What you are asked to do: Produce a verbatim copy of the entries listed below.

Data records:

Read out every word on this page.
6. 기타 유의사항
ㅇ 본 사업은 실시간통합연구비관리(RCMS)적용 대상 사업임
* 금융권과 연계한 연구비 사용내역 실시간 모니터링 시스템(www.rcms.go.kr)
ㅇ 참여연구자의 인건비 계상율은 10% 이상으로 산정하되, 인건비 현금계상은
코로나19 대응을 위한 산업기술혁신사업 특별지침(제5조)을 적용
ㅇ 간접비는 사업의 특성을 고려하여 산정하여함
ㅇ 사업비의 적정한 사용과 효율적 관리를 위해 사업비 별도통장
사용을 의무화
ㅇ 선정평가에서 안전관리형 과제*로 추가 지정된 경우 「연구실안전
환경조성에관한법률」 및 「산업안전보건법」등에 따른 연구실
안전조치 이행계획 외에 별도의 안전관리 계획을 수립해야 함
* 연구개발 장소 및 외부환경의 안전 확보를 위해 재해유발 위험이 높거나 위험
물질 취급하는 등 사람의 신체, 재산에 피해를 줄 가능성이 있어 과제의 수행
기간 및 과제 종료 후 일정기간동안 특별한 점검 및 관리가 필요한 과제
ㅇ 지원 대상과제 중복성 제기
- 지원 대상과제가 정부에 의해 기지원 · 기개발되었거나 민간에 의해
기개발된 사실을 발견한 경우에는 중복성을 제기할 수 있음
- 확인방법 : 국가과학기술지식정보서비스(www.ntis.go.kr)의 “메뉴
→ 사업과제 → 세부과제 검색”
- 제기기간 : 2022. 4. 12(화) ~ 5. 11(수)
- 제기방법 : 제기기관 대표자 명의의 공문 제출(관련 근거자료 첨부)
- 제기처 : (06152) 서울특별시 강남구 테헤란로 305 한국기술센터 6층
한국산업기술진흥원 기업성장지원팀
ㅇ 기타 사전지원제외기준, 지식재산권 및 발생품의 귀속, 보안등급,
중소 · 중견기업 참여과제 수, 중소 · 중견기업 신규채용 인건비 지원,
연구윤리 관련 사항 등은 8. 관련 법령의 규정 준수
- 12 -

Task solution:
Read out every word on this page.
6. 기타 유의사항
ㅇ 본 사업은 실시간통합연구비관리(RCMS)적용 대상 사업임
* 금융권과 연계한 연구비 사용내역 실시간 모니터링 시스템(www.rcms.go.kr)
ㅇ 참여연구자의 인건비 계상율은 10% 이상으로 산정하되, 인건비 현금계상은
코로나19 대응을 위한 산업기술혁신사업 특별지침(제5조)을 적용
ㅇ 간접비는 사업의 특성을 고려하여 산정하여함
ㅇ 사업비의 적정한 사용과 효율적 관리를 위해 사업비 별도통장
사용을 의무화
ㅇ 선정평가에서 안전관리형 과제*로 추가 지정된 경우 「연구실안전
환경조성에관한법률」 및 「산업안전보건법」등에 따른 연구실
안전조치 이행계획 외에 별도의 안전관리 계획을 수립해야 함
* 연구개발 장소 및 외부환경의 안전 확보를 위해 재해유발 위험이 높거나 위험
물질 취급하는 등 사람의 신체, 재산에 피해를 줄 가능성이 있어 과제의 수행
기간 및 과제 종료 후 일정기간동안 특별한 점검 및 관리가 필요한 과제
ㅇ 지원 대상과제 중복성 제기
- 지원 대상과제가 정부에 의해 기지원 · 기개발되었거나 민간에 의해
기개발된 사실을 발견한 경우에는 중복성을 제기할 수 있음
- 확인방법 : 국가과학기술지식정보서비스(www.ntis.go.kr)의 “메뉴
→ 사업과제 → 세부과제 검색”
- 제기기간 : 2022. 4. 12(화) ~ 5. 11(수)
- 제기방법 : 제기기관 대표자 명의의 공문 제출(관련 근거자료 첨부)
- 제기처 : (06152) 서울특별시 강남구 테헤란로 305 한국기술센터 6층
한국산업기술진흥원 기업성장지원팀
ㅇ 기타 사전지원제외기준, 지식재산권 및 발생품의 귀속, 보안등급,
중소 · 중견기업 참여과제 수, 중소 · 중견기업 신규채용 인건비 지원,
연구윤리 관련 사항 등은 8. 관련 법령의 규정 준수
- 12 -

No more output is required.